• [EXERCISE BRIEF] Tell how many lines of the data below have the string "annotation" in them. Say nothing more.

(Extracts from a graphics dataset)
::::

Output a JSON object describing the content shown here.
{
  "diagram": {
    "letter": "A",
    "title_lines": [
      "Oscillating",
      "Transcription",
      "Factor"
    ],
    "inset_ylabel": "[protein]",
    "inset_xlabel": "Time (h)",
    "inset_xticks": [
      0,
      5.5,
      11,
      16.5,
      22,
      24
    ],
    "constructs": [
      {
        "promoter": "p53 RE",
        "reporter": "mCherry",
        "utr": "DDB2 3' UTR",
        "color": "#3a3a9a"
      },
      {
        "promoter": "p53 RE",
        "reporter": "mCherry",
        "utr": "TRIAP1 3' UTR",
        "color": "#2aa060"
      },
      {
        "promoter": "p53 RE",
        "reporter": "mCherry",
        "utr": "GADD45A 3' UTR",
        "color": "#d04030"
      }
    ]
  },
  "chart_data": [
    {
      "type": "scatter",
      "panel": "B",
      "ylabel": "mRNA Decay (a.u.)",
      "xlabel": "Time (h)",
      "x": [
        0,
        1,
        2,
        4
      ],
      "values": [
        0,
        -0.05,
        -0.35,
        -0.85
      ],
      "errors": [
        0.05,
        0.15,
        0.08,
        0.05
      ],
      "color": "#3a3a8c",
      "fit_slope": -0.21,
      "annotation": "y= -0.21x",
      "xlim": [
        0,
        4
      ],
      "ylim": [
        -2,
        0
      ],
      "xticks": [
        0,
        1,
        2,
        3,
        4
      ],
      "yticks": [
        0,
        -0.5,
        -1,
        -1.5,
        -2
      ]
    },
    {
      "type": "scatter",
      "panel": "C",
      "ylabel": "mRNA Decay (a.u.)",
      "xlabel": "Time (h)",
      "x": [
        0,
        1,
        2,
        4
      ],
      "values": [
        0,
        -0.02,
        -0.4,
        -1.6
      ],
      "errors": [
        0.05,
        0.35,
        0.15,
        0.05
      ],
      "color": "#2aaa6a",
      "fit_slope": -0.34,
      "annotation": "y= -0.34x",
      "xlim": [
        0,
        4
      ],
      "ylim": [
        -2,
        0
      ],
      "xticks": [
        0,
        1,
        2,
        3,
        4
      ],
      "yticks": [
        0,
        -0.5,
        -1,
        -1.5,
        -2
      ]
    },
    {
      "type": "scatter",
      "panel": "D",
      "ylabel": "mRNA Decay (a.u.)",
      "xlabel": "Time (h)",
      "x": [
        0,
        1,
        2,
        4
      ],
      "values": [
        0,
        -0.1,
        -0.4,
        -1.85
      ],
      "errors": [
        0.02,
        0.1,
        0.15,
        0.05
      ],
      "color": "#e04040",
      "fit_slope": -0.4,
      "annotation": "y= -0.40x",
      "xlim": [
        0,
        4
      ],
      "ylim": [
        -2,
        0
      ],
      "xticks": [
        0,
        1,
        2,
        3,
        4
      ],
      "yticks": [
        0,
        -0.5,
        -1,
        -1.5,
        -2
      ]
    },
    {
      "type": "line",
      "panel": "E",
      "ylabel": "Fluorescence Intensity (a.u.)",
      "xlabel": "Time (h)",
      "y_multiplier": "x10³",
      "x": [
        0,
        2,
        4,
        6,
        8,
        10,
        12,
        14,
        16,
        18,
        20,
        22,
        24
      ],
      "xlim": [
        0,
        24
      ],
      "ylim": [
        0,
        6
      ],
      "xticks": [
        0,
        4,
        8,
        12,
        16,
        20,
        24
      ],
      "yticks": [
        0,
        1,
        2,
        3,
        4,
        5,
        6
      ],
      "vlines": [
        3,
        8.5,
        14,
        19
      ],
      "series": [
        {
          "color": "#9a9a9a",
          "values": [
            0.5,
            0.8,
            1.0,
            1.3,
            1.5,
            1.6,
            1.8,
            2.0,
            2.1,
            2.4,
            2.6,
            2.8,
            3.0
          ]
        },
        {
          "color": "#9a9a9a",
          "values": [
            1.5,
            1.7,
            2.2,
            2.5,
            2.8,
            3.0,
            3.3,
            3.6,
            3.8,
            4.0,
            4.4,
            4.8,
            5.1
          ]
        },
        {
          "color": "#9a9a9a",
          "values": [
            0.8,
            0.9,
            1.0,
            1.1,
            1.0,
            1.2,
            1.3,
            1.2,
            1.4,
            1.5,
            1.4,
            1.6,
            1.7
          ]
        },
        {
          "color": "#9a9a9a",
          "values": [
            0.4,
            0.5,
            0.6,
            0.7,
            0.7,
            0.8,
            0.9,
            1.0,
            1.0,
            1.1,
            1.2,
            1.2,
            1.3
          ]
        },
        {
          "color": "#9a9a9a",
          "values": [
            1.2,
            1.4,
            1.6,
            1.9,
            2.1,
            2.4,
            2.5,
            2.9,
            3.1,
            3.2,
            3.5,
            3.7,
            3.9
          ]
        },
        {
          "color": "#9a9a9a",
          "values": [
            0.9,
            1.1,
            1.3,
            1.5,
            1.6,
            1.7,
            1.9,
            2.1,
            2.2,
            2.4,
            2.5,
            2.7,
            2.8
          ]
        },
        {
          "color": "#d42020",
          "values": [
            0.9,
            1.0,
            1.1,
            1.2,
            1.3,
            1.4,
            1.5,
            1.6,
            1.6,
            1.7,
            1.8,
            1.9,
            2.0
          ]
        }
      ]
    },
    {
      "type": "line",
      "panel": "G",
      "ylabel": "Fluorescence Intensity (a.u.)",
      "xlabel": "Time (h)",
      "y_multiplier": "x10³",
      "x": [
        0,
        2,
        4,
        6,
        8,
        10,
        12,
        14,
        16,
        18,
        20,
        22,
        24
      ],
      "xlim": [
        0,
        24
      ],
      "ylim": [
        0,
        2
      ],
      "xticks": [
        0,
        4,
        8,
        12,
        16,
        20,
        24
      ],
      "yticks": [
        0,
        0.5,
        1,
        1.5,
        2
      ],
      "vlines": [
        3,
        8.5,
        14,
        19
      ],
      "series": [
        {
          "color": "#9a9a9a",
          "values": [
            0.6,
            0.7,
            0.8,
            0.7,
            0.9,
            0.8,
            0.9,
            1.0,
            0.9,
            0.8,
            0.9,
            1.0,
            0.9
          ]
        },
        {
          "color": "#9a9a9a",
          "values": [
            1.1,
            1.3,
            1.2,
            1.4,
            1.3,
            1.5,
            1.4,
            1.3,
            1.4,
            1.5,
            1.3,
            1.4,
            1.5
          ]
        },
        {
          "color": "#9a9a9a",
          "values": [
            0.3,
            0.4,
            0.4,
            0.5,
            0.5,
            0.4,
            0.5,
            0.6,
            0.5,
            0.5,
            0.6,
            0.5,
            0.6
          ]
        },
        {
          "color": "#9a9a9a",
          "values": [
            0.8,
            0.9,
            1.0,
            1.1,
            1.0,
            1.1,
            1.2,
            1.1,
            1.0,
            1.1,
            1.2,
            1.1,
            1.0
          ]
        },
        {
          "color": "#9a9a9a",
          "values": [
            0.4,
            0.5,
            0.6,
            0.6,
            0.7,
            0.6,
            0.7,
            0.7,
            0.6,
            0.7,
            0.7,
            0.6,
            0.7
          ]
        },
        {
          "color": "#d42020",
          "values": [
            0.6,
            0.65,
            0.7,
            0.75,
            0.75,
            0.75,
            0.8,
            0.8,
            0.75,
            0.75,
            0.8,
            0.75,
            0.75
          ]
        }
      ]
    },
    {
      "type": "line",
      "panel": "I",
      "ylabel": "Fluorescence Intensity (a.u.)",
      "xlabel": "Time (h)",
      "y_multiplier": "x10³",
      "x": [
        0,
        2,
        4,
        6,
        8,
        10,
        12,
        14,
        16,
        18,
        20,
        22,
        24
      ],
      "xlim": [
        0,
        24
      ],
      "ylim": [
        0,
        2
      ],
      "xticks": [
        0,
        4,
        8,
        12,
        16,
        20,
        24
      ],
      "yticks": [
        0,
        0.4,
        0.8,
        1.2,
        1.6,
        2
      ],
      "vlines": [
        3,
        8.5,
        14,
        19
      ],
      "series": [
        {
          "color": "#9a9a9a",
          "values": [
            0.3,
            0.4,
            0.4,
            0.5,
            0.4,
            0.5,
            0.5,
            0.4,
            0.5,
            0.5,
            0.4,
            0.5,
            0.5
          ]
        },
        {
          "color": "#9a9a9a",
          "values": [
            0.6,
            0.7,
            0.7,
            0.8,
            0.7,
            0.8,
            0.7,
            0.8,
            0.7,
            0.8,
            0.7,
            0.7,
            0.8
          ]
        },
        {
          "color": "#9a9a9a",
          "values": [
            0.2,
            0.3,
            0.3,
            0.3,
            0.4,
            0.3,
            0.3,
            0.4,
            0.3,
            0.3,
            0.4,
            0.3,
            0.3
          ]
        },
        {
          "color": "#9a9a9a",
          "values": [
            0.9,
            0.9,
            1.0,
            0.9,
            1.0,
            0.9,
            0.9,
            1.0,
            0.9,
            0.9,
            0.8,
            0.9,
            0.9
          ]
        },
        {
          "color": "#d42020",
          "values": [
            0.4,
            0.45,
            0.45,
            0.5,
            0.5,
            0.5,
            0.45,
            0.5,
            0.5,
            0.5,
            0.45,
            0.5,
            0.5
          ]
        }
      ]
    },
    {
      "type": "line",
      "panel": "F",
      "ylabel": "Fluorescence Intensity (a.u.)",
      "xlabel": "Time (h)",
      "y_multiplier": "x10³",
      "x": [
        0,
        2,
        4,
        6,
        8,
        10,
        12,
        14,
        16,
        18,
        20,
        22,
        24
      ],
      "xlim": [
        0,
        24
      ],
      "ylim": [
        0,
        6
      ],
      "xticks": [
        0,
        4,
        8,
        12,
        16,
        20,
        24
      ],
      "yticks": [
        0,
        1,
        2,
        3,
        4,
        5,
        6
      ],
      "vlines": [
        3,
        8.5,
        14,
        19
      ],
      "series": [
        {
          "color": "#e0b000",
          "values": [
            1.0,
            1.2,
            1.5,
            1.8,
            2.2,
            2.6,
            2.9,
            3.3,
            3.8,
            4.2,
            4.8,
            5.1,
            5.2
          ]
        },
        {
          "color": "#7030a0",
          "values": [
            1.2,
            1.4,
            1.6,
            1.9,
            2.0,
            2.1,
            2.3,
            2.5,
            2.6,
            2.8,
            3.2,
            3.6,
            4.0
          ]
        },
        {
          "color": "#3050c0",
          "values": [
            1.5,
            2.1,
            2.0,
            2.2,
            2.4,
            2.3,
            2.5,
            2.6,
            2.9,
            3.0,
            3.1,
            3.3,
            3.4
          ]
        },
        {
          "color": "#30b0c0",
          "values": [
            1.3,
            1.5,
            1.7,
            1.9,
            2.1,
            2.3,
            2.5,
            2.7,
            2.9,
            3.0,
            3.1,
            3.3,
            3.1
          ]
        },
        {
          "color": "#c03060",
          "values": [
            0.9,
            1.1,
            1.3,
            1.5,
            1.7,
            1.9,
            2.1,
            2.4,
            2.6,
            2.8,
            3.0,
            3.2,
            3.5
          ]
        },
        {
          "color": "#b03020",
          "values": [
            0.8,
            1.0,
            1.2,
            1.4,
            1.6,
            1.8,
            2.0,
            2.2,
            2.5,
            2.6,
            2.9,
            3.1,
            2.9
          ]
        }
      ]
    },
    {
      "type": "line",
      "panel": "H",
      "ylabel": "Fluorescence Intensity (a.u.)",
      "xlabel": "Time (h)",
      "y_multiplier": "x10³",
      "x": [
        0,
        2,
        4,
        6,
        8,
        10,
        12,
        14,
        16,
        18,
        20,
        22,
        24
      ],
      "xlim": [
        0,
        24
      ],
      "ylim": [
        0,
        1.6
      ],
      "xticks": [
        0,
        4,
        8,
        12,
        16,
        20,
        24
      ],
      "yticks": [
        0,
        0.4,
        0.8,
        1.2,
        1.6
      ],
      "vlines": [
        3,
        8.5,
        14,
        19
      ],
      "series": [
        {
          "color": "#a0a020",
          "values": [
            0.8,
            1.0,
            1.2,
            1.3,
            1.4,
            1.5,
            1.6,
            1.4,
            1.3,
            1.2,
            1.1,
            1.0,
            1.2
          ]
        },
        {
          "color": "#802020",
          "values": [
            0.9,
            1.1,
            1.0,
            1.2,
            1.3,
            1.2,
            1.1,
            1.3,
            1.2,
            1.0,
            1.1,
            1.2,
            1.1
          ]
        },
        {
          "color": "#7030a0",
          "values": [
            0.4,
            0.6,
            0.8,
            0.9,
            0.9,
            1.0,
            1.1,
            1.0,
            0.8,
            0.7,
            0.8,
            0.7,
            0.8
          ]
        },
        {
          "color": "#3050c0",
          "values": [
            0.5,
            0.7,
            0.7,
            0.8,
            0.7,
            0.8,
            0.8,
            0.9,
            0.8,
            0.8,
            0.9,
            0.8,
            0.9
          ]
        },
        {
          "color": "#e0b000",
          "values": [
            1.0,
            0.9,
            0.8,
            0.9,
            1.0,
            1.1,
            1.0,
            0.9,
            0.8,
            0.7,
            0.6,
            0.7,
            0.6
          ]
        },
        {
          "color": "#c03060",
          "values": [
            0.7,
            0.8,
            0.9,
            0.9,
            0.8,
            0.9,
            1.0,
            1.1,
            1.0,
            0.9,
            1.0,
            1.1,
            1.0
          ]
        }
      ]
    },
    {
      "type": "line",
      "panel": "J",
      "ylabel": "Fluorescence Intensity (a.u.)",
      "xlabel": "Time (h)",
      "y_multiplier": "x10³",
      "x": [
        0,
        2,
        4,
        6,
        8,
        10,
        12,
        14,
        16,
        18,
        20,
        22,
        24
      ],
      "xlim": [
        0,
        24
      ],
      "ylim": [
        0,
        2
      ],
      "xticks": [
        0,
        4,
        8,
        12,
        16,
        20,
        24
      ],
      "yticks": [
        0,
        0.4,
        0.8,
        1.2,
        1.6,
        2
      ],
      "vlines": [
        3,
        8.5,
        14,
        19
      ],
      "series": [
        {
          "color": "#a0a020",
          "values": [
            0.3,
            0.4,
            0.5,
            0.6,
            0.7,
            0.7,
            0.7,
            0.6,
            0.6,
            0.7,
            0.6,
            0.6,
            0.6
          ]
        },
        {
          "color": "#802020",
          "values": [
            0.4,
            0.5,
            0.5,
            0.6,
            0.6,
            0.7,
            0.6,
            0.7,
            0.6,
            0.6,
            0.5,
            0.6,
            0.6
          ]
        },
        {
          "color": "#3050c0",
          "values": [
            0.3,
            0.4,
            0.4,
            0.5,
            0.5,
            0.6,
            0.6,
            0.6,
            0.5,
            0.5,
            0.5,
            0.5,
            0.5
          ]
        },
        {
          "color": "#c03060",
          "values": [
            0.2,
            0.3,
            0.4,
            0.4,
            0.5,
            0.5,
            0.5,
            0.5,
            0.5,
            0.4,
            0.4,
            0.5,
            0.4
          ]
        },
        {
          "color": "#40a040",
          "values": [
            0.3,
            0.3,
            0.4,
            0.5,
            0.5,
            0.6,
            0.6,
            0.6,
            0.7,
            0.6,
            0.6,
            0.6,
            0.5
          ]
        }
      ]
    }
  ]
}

::::

• [FINISHED TASK] 3